> **EXERCISE BRIEF**
Write out all the lines again, precisely as they stand, but without the images.

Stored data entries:
▬▬▬

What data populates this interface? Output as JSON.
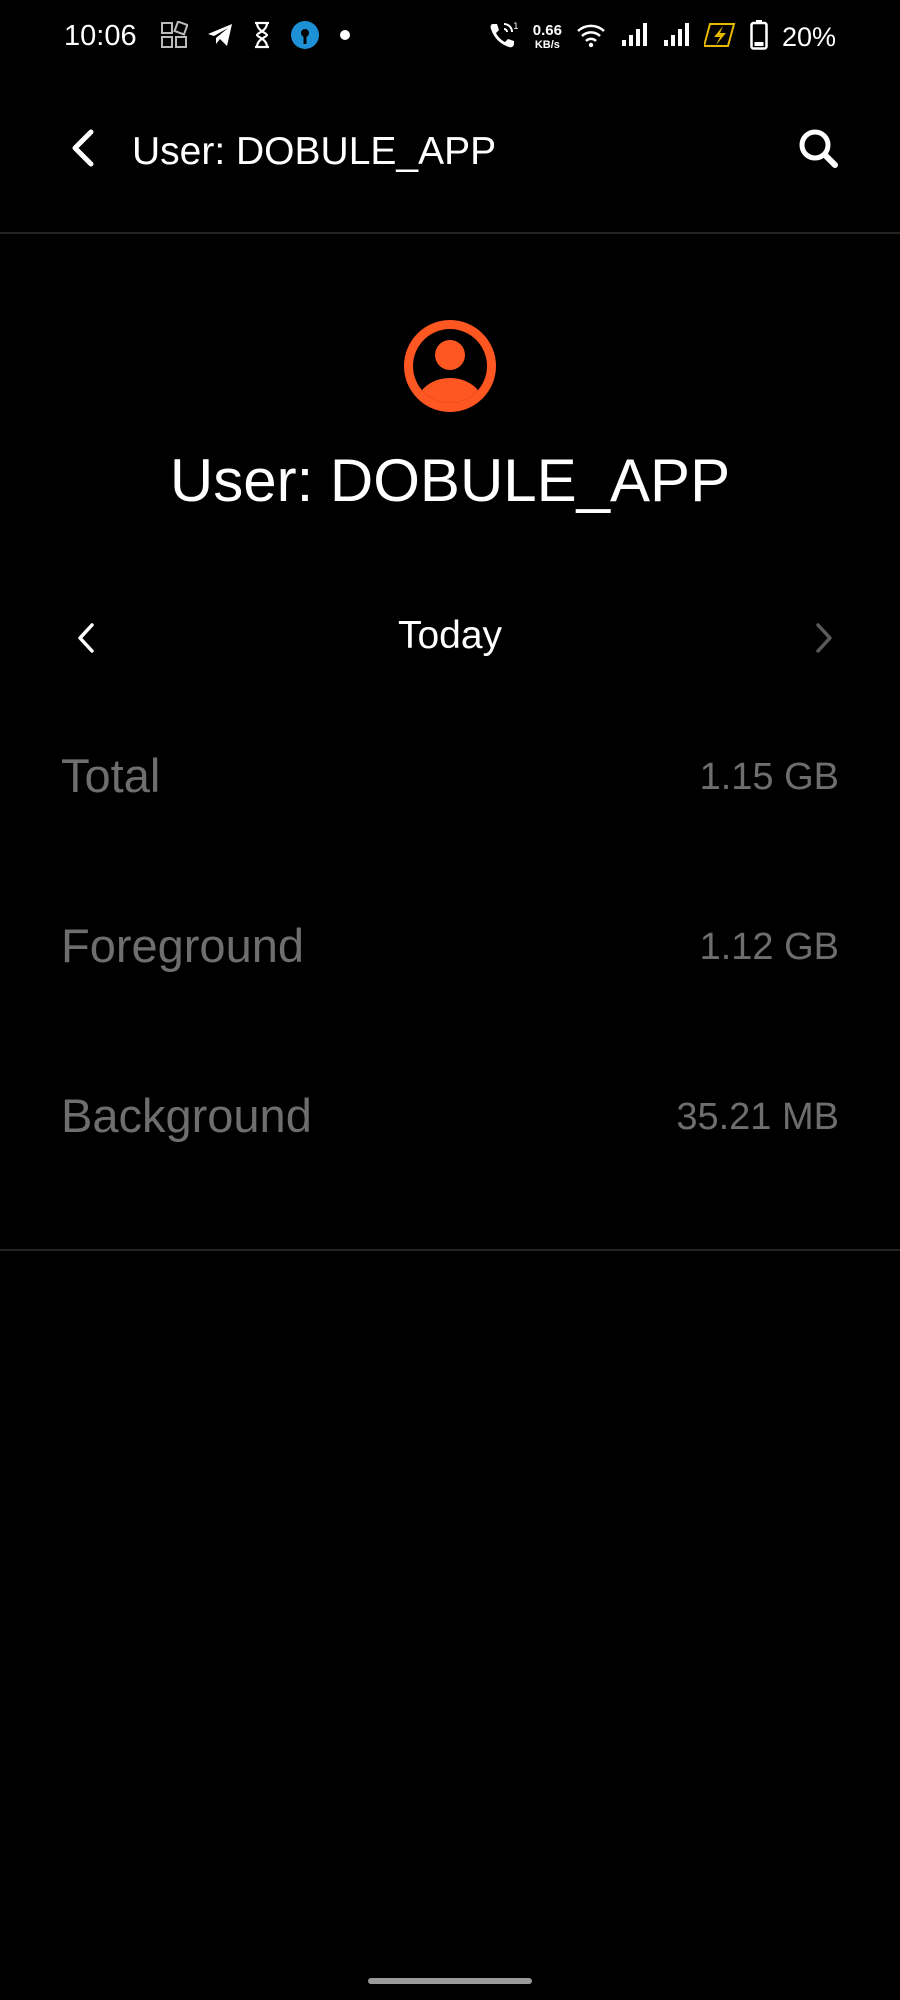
{
  "status_bar": {
    "time": "10:06",
    "left_icons": [
      "gallery-grid-icon",
      "telegram-icon",
      "hourglass-icon",
      "sbi-app-icon",
      "notification-dot-icon"
    ],
    "network_speed_value": "0.66",
    "network_speed_unit": "KB/s",
    "right_icons": [
      "volte-call-icon",
      "wifi-icon",
      "signal-sim1-icon",
      "signal-sim2-icon",
      "charging-bolt-icon",
      "battery-icon"
    ],
    "battery_percent": "20%"
  },
  "app_bar": {
    "title": "User: DOBULE_APP",
    "back_icon": "back-arrow-icon",
    "search_icon": "search-icon"
  },
  "header": {
    "avatar_icon": "user-avatar-icon",
    "title": "User: DOBULE_APP",
    "accent_color": "#FF5722"
  },
  "date_selector": {
    "label": "Today",
    "prev_icon": "chevron-left-icon",
    "next_icon": "chevron-right-icon"
  },
  "stats": [
    {
      "label": "Total",
      "value": "1.15 GB"
    },
    {
      "label": "Foreground",
      "value": "1.12 GB"
    },
    {
      "label": "Background",
      "value": "35.21 MB"
    }
  ]
}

▬▬▬

> **WRITTEN ANSWER**
What data populates this interface? Output as JSON.
{
  "status_bar": {
    "time": "10:06",
    "left_icons": [
      "gallery-grid-icon",
      "telegram-icon",
      "hourglass-icon",
      "sbi-app-icon",
      "notification-dot-icon"
    ],
    "network_speed_value": "0.66",
    "network_speed_unit": "KB/s",
    "right_icons": [
      "volte-call-icon",
      "wifi-icon",
      "signal-sim1-icon",
      "signal-sim2-icon",
      "charging-bolt-icon",
      "battery-icon"
    ],
    "battery_percent": "20%"
  },
  "app_bar": {
    "title": "User: DOBULE_APP",
    "back_icon": "back-arrow-icon",
    "search_icon": "search-icon"
  },
  "header": {
    "avatar_icon": "user-avatar-icon",
    "title": "User: DOBULE_APP",
    "accent_color": "#FF5722"
  },
  "date_selector": {
    "label": "Today",
    "prev_icon": "chevron-left-icon",
    "next_icon": "chevron-right-icon"
  },
  "stats": [
    {
      "label": "Total",
      "value": "1.15 GB"
    },
    {
      "label": "Foreground",
      "value": "1.12 GB"
    },
    {
      "label": "Background",
      "value": "35.21 MB"
    }
  ]
}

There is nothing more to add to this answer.